# Texte à lire
+ + + + + + +
Greffier: M. Rittener.
Parties
A.________,
recourant, représenté par Me Fabien Mingard, avocat,
contre
Procureur général du canton de Vaud, rue de l'Université 24, case postale, 1014 Lausanne.
Objet
refus de mise en liberté provisoire,
recours contre l'arrêt du Tribunal d'accusation du Tribunal cantonal du canton de Vaud du 30 mai 2008.
Faits:
A.
A.________ se trouve en détention préventive depuis le 8 mars 2008. Il est prévenu de tentative de meurtre, subsidiairement de mise en danger de la vie d'autrui, voies de fait, injures et contrainte. Le 7 mars 2008, au cours d'une dispute avec son ex-épouse B.________, le prévenu, sous l'influence de l'alcool, l'avait giflée à plusieurs reprises en la tenant par les cheveux; il lui avait ensuite serré le cou, ne relâchant son étreinte qu'après avoir constaté que la victime ne pouvait plus respirer et était sur le point de s'évanouir; il l'avait encore retenue en lui mettant la main devant la bouche lorsqu'elle avait tenté d'appeler de l'aide. Le 14 mars 2008, le Juge d'instruction de l'arrondissement de Lausanne (ci-après: le juge d'instruction) a considéré que le risque de récidive n'était plus avéré et a ordonné la libération du prévenu.
Par arrêt du 3 avril 2008, le Tribunal d'accusation du Tribunal cantonal du canton de Vaud (ci-après: le Tribunal cantonal) a admis le recours formé contre cette décision par le Ministère public et a ordonné le maintien en détention préventive. Il a relevé que A.________ connaissait des problèmes d'alcool depuis de nombreuses années et qu'il admettait devenir violent après avoir bu. Il était donc nécessaire de prévoir une prise en charge avant toute mise en liberté. Le Tribunal fédéral a rejeté le recours en matière pénale formé contre cet arrêt, considérant qu'une libération ne pouvait être envisagée sans savoir préalablement quel suivi sera effectivement mis en place afin de réduire au maximum le risque de récidive (arrêt 1B_94/2008 du 9 mai 2008).
+ + + + + + +
# Enregistrements conservés
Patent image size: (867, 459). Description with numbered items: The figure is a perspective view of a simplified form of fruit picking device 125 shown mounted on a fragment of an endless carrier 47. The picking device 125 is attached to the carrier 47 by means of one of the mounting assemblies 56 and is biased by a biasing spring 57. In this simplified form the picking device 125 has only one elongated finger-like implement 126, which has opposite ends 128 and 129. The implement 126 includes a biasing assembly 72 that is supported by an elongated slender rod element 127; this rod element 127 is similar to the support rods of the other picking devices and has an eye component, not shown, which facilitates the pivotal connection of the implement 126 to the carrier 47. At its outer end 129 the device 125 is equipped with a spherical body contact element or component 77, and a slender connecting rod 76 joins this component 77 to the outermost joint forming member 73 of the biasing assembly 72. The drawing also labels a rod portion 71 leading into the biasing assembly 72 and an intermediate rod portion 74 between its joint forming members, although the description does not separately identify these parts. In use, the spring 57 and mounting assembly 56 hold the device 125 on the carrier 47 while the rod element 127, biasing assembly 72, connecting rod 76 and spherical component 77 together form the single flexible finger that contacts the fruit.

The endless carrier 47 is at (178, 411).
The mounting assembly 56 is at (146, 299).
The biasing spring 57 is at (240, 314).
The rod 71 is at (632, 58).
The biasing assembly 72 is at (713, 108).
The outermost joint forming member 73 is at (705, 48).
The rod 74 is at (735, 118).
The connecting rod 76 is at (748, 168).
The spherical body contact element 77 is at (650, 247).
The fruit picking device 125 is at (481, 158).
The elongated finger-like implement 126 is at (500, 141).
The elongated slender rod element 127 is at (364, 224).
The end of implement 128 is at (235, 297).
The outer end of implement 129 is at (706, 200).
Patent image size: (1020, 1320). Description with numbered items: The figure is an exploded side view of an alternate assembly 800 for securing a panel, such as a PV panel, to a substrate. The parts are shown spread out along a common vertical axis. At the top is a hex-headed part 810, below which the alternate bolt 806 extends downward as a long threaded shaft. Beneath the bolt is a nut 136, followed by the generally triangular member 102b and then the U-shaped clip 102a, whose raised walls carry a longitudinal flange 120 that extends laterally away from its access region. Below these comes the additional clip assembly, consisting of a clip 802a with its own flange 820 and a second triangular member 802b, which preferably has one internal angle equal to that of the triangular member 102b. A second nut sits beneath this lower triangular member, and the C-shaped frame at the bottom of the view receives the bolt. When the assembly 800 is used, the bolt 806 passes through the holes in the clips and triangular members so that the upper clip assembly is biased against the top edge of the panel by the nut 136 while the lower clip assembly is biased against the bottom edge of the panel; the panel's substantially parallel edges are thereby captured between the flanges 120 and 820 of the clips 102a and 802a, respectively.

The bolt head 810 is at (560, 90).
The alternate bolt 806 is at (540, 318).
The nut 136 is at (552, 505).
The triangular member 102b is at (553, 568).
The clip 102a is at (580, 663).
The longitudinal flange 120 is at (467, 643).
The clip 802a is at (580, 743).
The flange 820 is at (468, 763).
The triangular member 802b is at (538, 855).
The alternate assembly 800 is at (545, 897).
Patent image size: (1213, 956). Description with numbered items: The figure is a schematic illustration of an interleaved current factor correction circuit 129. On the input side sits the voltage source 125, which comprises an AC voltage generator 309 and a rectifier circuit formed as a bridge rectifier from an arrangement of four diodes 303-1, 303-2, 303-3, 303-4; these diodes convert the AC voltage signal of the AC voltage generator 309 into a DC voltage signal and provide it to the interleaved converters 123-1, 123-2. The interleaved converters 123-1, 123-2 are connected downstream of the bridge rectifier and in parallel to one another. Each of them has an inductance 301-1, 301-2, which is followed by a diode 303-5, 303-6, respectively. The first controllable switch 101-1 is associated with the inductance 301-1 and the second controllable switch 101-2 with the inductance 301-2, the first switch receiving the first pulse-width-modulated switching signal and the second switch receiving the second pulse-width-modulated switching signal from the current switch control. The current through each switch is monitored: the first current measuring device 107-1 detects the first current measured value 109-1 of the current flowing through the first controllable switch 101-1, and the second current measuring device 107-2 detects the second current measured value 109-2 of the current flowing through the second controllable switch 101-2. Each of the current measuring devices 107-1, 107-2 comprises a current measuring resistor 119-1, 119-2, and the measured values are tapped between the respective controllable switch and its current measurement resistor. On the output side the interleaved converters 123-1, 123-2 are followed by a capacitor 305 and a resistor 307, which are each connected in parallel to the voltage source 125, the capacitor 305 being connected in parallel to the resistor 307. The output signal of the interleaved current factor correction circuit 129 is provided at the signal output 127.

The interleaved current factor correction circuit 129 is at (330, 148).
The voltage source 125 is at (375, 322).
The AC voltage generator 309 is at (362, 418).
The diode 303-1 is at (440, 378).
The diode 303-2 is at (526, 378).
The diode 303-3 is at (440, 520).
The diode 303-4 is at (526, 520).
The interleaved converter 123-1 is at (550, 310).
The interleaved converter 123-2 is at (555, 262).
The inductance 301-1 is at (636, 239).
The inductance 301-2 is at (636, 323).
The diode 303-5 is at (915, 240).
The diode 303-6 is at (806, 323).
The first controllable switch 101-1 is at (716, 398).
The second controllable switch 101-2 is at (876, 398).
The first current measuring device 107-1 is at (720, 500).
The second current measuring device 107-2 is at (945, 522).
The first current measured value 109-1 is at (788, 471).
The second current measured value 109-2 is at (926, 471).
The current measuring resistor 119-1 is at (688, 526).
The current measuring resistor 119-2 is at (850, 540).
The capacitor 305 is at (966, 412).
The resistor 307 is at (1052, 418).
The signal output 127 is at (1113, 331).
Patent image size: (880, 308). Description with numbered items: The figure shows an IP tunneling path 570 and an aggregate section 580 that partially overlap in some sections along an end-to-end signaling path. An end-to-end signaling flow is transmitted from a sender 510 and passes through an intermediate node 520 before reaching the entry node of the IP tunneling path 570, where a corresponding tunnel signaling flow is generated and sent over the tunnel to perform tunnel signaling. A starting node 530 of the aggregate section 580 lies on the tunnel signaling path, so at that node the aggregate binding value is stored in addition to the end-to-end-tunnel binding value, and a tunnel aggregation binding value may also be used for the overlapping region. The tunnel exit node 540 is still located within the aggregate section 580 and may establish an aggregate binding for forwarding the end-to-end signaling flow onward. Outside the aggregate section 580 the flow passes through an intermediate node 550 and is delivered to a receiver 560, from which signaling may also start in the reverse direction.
+ + + + + + +
# Énoncé du problème 1
Dans le texte sur la détention préventive, de quelle date est l'arrêt par lequel le Tribunal fédéral a rejeté le recours en matière pénale ?
# Énoncé du problème 2
Poursuivez le texte sur la détention préventive à partir de sa dernière phrase.

# Réponse à l'exercice 1
Il est du 9 mai 2008.

# Réponse à l'exercice 2
B.
Le 7 mai 2008, A.________ a présenté une demande de mise en liberté provisoire, à l'appui de laquelle il a déposé un courrier du 6 mai 2008 de la Fondation vaudoise contre l'alcoolisme. Aux termes de ce courrier, le prénommé est disposé à engager un suivi alcoologique ambulatoire auprès de la fondation ainsi qu'un suivi régulier auprès de son médecin traitant. Le suivi ambulatoire pourrait démarrer dès la sortie de prison, "à raison de deux fois par mois durant deux mois et, par la suite, à raison d'un entretien chaque trois semaines ou chaque mois selon l'évolution de sa situation". Par ailleurs, le médecin traitant de A.________ reste "disponible pour un suivi régulier".
Par ordonnance du 8 mai 2008, le juge d'instruction a rejeté la demande de mise en liberté provisoire, au motif que le suivi proposé par l'intéressé était peu approprié à atteindre le but recherché. Par arrêt du 30 mai 2008, le Tribunal cantonal a rejeté le recours que A.________ avait formé contre cette ordonnance. Il a considéré que le traitement ambulatoire proposé n'était pas suffisant pour éviter tout risque de récidive. Un suivi "strict et cadré" était obligatoire, dès lors que l'intéressé connaissait des problèmes liés à l'alcool depuis de nombreuses années et qu'il était de surcroît sans activité. Suivant l'avis du Ministère public, le Tribunal cantonal estimait qu'un suivi psychologique devait également être organisé.
C.
Agissant par la voie du recours en matière pénale, A.________ demande au Tribunal fédéral d'annuler cet arrêt et d'ordonner sa mise en liberté immédiate. Il conteste l'existence d'un risque de récidive au regard du suivi thérapeutique mis en place. Il requiert en outre l'assistance judiciaire gratuite. Le Procureur général du canton de Vaud conclut au rejet du recours. Le Tribunal cantonal se réfère aux considérants de son arrêt. Ces écritures ont été communiquées au recourant, qui a présenté des observations complémentaires.
Considérant en droit:
1.
Les décisions relatives au maintien en détention préventive sont des décisions en matière pénale au sens de l'art. 78 al. 1 LTF (cf. ATF 133 I 270 consid. 1.1 p. 273; Message concernant la révision totale de l'organisation judiciaire fédérale du 28 février 2001, FF 2001 p. 4111). Formé en temps utile (art. 100 al. 1 LTF) contre une décision prise en dernière instance cantonale (art. 80 LTF) et qui touche le recourant dans ses intérêts juridiquement protégés (art. 81 al. 1 let. a et b ch. 1 LTF), le recours est recevable.
2.
Le recourant conteste l'existence d'un risque de récidive, en se prévalant du suivi thérapeutique mis en place.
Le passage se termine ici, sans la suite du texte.